Your task is to retype each line of the data below exactly.
--- START OF Source records ---
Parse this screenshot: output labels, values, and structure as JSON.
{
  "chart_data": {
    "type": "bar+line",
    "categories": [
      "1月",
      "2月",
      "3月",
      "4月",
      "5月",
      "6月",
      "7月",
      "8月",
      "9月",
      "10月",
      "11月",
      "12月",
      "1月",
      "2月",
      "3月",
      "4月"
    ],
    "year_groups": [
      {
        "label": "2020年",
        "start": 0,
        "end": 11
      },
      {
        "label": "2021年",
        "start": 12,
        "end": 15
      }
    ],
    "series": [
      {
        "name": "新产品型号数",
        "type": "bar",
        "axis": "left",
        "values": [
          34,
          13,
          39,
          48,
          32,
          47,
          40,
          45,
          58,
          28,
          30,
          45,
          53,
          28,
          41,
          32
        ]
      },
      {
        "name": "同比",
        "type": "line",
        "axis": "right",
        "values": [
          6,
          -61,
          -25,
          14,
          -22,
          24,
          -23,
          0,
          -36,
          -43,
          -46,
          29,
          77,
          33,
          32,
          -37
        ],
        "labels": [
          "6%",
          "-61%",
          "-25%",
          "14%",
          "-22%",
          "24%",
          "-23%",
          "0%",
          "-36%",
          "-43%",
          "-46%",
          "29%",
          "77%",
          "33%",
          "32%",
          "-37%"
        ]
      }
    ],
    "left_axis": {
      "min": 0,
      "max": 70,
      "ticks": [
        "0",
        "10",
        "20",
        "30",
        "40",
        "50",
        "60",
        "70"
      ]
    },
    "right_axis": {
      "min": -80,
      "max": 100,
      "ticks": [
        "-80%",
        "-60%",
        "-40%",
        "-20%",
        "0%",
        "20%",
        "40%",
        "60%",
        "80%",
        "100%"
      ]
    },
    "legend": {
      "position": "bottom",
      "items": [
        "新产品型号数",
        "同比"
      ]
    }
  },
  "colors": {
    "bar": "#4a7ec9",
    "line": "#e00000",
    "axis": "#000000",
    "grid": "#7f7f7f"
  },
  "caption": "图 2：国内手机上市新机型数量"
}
--- END OF Source records ---
**Response below**
Parse this screenshot: output labels, values, and structure as JSON.
{
  "chart_data": {
    "type": "bar+line",
    "categories": [
      "1月",
      "2月",
      "3月",
      "4月",
      "5月",
      "6月",
      "7月",
      "8月",
      "9月",
      "10月",
      "11月",
      "12月",
      "1月",
      "2月",
      "3月",
      "4月"
    ],
    "year_groups": [
      {
        "label": "2020年",
        "start": 0,
        "end": 11
      },
      {
        "label": "2021年",
        "start": 12,
        "end": 15
      }
    ],
    "series": [
      {
        "name": "新产品型号数",
        "type": "bar",
        "axis": "left",
        "values": [
          34,
          13,
          39,
          48,
          32,
          47,
          40,
          45,
          58,
          28,
          30,
          45,
          53,
          28,
          41,
          32
        ]
      },
      {
        "name": "同比",
        "type": "line",
        "axis": "right",
        "values": [
          6,
          -61,
          -25,
          14,
          -22,
          24,
          -23,
          0,
          -36,
          -43,
          -46,
          29,
          77,
          33,
          32,
          -37
        ],
        "labels": [
          "6%",
          "-61%",
          "-25%",
          "14%",
          "-22%",
          "24%",
          "-23%",
          "0%",
          "-36%",
          "-43%",
          "-46%",
          "29%",
          "77%",
          "33%",
          "32%",
          "-37%"
        ]
      }
    ],
    "left_axis": {
      "min": 0,
      "max": 70,
      "ticks": [
        "0",
        "10",
        "20",
        "30",
        "40",
        "50",
        "60",
        "70"
      ]
    },
    "right_axis": {
      "min": -80,
      "max": 100,
      "ticks": [
        "-80%",
        "-60%",
        "-40%",
        "-20%",
        "0%",
        "20%",
        "40%",
        "60%",
        "80%",
        "100%"
      ]
    },
    "legend": {
      "position": "bottom",
      "items": [
        "新产品型号数",
        "同比"
      ]
    }
  },
  "colors": {
    "bar": "#4a7ec9",
    "line": "#e00000",
    "axis": "#000000",
    "grid": "#7f7f7f"
  },
  "caption": "图 2：国内手机上市新机型数量"
}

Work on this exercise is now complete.